[Extracts from a graphics dataset]
____

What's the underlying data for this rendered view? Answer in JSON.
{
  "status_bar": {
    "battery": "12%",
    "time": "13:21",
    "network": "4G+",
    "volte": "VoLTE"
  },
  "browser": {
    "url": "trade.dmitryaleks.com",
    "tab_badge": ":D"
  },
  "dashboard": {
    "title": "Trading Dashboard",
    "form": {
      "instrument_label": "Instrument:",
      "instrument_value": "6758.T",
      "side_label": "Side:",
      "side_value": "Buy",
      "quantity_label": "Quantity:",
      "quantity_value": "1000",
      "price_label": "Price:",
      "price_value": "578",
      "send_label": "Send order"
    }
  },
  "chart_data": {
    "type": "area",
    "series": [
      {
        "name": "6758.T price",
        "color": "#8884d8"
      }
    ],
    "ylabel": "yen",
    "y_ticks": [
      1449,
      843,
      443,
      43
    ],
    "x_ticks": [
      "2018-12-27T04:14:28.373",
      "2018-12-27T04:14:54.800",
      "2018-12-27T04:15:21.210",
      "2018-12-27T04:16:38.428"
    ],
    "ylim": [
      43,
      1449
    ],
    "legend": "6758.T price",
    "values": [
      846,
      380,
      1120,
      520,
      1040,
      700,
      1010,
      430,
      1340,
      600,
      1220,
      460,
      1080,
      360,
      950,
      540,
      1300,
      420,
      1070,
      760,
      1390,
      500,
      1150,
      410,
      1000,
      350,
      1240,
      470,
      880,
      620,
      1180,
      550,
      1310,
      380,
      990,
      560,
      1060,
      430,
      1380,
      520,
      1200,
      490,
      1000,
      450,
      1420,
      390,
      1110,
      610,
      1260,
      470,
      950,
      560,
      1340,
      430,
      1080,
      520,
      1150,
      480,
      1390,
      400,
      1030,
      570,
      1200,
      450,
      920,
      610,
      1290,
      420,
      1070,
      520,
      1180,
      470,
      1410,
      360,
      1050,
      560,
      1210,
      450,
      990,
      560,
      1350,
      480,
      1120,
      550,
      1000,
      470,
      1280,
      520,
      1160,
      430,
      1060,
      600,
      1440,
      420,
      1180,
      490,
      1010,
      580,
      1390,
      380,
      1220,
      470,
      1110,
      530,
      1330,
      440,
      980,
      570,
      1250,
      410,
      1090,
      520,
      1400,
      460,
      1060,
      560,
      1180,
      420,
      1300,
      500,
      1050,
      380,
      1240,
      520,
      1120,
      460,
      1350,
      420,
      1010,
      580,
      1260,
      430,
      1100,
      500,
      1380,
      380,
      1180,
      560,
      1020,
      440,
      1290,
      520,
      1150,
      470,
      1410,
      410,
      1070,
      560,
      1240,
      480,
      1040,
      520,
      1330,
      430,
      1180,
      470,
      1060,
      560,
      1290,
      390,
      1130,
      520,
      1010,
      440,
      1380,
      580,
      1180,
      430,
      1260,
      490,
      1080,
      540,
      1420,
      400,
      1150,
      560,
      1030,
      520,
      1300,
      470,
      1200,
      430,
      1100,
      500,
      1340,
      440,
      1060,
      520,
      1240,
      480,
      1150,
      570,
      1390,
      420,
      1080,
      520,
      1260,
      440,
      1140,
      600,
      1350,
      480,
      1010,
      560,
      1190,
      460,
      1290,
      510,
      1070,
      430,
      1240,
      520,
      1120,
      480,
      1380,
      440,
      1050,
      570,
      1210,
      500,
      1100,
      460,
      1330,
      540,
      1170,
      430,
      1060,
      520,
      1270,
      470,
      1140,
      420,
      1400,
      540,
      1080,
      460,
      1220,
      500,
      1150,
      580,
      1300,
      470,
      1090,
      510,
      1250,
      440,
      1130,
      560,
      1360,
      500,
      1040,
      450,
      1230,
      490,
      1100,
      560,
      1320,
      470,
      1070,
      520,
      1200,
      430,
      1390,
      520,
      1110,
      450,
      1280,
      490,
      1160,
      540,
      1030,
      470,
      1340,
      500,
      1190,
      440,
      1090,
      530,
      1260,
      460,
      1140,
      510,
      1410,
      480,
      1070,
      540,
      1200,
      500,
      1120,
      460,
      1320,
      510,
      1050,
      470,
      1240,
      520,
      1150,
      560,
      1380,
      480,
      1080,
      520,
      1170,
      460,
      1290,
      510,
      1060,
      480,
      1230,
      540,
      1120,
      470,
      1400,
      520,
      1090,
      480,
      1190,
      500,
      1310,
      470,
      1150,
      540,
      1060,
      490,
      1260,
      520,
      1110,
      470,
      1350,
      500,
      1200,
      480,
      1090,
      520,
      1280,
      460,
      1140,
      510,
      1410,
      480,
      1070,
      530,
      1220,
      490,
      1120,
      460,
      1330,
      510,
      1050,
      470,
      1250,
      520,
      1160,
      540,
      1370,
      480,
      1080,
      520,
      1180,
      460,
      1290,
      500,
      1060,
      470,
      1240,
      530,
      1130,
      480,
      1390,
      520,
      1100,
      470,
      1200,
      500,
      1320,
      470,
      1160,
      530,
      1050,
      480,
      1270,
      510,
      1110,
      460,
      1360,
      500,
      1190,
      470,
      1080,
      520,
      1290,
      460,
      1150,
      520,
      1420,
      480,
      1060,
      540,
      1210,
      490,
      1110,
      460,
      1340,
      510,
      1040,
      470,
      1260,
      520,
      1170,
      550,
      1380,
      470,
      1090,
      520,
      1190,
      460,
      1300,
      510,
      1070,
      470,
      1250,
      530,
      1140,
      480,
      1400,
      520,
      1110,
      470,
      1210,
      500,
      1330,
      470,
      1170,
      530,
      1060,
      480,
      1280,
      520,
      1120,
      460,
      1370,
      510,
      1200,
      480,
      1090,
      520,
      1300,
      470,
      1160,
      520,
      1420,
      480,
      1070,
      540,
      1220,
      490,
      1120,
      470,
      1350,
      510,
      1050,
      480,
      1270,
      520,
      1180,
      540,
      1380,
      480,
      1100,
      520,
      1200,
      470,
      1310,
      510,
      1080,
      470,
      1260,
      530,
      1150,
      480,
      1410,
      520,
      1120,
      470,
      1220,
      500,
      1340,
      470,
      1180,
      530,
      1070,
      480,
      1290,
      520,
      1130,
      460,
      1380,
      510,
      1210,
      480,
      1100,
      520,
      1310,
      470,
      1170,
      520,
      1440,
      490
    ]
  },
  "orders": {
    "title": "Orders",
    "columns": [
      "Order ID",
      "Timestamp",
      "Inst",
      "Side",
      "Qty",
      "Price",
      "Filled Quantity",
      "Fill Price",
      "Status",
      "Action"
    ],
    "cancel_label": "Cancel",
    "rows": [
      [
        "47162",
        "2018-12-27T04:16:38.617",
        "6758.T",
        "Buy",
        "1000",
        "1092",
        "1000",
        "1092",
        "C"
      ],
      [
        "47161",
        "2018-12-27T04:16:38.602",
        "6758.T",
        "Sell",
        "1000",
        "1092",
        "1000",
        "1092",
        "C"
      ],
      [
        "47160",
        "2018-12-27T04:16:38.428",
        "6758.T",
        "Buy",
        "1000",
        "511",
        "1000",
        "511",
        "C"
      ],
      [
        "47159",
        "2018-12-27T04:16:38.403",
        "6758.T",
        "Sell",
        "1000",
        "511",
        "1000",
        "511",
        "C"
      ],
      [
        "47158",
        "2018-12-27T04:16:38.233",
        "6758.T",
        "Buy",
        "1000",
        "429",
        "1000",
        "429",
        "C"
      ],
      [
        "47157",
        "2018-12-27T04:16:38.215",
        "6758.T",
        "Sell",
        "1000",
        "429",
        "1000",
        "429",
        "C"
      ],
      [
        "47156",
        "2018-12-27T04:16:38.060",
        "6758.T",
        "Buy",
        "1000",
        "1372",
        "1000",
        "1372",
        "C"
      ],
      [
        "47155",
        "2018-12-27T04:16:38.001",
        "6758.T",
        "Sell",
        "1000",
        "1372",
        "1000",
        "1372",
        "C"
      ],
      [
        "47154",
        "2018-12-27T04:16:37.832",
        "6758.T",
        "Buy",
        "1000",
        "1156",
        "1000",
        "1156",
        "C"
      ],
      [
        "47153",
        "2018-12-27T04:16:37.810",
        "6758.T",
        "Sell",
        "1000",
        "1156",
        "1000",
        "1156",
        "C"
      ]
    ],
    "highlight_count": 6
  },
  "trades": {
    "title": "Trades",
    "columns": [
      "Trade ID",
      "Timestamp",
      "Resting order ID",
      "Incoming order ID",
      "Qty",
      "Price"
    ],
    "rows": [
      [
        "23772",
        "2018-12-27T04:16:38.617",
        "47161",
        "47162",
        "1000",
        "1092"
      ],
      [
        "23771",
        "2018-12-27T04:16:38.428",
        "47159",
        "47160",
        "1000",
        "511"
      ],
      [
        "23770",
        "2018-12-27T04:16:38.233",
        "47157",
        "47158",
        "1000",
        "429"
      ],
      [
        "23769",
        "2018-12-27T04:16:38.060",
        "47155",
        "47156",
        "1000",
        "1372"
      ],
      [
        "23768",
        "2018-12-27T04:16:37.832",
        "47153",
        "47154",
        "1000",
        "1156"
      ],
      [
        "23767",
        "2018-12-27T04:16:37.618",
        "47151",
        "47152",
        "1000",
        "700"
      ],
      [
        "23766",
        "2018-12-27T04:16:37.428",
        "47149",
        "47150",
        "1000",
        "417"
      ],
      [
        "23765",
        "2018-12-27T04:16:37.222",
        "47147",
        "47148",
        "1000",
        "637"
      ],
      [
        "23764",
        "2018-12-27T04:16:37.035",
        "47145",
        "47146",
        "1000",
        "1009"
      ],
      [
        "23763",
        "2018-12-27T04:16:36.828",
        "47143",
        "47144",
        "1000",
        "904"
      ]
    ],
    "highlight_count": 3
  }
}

____

● What to work on: Check every line in the material above for the string "title", then give only the number of lines that have it.

● Solved exercise: 3